Task details →
Find every line in the records below that contains the word "Count", and copy each such line.

Extracted data entries →
* * *

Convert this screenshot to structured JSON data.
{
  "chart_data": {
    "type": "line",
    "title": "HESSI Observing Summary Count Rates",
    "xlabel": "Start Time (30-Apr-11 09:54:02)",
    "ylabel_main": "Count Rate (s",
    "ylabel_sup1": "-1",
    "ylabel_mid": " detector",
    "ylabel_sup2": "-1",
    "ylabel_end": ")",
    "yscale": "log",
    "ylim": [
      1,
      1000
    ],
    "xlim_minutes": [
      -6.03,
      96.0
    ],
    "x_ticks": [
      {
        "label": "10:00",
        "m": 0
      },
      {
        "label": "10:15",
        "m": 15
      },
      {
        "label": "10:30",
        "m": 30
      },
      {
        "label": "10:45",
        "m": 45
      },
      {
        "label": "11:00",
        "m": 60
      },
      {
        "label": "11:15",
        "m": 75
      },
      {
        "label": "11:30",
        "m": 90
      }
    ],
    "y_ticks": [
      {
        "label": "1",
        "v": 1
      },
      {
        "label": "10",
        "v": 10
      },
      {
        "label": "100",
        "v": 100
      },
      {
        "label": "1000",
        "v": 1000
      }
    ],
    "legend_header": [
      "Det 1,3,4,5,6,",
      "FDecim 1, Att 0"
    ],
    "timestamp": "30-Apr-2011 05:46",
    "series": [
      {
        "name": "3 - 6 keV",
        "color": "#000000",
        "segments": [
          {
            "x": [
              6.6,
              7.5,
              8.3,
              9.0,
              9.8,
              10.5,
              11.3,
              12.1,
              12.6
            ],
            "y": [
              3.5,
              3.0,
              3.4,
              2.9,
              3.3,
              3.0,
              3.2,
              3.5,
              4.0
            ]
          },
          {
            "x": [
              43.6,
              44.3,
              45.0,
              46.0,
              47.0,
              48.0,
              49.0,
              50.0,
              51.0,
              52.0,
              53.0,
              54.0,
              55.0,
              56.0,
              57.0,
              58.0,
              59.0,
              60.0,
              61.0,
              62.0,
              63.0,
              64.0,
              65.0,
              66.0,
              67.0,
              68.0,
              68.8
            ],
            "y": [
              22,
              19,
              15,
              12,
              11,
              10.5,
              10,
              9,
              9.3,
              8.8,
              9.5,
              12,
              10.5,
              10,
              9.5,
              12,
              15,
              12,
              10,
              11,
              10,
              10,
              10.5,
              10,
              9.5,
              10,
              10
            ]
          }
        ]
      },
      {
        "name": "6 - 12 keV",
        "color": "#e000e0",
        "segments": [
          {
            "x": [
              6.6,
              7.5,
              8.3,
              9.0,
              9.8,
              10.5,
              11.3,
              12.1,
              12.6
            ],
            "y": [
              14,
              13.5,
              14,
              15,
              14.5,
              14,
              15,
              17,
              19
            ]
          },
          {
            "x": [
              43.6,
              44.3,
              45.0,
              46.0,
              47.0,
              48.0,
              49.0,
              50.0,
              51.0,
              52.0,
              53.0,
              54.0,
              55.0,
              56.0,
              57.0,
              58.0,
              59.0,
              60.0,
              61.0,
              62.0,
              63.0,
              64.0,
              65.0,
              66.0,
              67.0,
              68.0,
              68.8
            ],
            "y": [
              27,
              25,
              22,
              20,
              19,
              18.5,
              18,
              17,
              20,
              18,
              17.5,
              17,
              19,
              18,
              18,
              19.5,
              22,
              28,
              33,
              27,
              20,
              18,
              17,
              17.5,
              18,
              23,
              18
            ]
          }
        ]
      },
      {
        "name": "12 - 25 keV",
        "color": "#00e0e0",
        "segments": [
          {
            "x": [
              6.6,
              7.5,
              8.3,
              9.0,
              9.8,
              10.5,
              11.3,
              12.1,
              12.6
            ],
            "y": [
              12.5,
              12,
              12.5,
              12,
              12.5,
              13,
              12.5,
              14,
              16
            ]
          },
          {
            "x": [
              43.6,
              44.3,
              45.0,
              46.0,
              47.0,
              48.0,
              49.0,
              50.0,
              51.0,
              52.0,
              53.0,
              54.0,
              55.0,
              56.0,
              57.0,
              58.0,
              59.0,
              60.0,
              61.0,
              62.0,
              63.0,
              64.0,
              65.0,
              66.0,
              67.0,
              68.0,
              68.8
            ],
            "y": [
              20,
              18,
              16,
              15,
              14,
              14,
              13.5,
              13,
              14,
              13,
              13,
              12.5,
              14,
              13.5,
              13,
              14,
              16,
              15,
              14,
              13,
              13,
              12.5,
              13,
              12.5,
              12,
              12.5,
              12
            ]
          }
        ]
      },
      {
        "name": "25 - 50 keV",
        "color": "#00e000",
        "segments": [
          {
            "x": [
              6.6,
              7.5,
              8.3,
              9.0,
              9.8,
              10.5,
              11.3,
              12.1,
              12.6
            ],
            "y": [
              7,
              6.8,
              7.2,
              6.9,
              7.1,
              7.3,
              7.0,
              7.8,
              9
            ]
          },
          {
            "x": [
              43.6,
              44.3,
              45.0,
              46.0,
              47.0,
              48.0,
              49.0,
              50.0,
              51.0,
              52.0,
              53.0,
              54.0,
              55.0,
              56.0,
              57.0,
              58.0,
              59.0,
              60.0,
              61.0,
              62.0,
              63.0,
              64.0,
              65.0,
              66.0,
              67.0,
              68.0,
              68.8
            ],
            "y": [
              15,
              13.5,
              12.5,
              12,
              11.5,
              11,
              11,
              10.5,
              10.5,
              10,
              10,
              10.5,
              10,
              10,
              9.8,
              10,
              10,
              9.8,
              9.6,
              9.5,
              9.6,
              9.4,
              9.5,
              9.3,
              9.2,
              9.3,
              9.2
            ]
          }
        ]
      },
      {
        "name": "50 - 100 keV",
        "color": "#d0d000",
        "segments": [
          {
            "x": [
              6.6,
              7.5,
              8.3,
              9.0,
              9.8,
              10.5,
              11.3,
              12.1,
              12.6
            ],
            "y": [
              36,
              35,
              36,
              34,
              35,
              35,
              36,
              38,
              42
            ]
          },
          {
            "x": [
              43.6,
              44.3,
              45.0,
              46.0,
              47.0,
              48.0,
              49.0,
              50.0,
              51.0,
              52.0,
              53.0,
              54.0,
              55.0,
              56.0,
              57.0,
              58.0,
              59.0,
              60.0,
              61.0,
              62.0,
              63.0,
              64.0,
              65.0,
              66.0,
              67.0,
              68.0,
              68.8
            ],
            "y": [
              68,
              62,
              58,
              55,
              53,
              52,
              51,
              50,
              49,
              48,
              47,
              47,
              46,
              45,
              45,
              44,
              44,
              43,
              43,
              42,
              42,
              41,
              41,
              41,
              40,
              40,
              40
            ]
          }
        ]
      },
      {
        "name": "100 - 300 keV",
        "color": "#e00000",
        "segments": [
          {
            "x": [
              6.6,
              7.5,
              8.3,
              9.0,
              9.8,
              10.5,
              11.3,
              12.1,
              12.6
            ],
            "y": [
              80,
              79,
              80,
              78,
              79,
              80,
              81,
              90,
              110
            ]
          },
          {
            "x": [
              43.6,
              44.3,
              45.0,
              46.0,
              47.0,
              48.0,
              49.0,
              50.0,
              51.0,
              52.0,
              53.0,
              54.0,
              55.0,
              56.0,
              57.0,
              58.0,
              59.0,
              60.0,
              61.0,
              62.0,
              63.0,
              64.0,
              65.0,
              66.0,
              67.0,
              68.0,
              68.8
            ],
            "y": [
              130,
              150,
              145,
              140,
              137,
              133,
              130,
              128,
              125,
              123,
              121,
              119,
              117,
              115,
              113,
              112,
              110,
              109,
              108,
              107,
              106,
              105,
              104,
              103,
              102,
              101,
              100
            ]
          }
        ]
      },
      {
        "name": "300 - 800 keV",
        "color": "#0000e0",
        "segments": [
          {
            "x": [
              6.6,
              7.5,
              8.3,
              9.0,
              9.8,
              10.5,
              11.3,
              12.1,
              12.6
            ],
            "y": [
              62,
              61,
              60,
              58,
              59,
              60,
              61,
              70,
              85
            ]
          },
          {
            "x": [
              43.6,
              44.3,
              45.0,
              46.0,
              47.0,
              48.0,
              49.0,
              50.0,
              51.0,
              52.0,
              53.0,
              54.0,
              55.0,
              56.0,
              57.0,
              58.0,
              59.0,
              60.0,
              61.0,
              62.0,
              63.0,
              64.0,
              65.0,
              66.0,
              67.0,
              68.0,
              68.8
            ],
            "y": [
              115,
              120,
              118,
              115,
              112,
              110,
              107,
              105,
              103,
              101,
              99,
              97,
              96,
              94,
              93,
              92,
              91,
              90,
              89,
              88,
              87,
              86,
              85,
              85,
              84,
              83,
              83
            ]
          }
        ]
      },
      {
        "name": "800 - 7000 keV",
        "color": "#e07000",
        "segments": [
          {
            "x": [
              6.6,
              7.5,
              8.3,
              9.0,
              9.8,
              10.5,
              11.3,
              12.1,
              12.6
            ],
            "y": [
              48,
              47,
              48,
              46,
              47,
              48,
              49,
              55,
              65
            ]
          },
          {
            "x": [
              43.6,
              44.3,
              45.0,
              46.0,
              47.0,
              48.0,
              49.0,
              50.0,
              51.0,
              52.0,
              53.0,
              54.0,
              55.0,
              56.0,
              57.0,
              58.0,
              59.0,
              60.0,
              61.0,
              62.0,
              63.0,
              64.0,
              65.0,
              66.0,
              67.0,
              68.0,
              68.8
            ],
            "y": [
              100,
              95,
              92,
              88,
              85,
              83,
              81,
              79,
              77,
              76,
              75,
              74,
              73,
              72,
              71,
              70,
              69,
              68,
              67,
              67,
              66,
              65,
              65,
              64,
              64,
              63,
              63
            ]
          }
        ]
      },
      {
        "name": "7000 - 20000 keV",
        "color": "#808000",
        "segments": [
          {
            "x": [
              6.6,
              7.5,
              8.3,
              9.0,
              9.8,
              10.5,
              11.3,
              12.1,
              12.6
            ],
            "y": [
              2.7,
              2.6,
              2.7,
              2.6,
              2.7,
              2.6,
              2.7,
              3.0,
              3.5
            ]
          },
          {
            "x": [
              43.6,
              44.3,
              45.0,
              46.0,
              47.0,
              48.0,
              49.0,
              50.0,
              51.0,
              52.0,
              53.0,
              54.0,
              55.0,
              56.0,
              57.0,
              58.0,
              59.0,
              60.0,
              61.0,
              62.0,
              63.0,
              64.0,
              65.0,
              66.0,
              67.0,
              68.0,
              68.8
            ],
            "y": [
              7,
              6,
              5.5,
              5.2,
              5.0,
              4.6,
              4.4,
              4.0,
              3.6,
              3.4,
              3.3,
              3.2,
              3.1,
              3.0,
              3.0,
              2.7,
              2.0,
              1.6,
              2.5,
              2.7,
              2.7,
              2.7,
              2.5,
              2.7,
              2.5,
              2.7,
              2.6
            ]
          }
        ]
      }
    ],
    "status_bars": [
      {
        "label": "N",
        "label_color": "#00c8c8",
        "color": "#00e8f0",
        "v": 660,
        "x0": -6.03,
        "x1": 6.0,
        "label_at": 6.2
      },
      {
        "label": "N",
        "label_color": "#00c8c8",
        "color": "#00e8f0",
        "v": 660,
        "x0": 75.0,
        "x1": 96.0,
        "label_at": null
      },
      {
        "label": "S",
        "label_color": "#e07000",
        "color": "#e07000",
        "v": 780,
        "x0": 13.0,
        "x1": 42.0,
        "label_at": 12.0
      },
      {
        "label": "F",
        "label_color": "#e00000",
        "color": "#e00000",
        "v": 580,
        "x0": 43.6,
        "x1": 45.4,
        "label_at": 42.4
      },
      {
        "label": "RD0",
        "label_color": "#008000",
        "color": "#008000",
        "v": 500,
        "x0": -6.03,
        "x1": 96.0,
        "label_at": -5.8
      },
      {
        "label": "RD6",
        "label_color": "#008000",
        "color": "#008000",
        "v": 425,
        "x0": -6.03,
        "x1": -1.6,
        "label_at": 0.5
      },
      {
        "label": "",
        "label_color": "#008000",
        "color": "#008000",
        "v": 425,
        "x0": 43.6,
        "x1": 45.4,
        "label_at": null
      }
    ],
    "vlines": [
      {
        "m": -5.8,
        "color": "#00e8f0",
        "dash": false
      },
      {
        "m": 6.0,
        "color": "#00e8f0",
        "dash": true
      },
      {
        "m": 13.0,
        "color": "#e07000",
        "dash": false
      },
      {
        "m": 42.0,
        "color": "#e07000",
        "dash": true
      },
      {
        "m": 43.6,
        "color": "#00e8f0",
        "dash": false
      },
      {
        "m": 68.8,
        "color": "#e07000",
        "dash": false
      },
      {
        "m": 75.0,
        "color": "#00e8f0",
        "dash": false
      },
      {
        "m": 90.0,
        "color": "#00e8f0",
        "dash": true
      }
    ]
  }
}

* * *

Output below →
    "title": "HESSI Observing Summary Count Rates",
    "ylabel_main": "Count Rate (s",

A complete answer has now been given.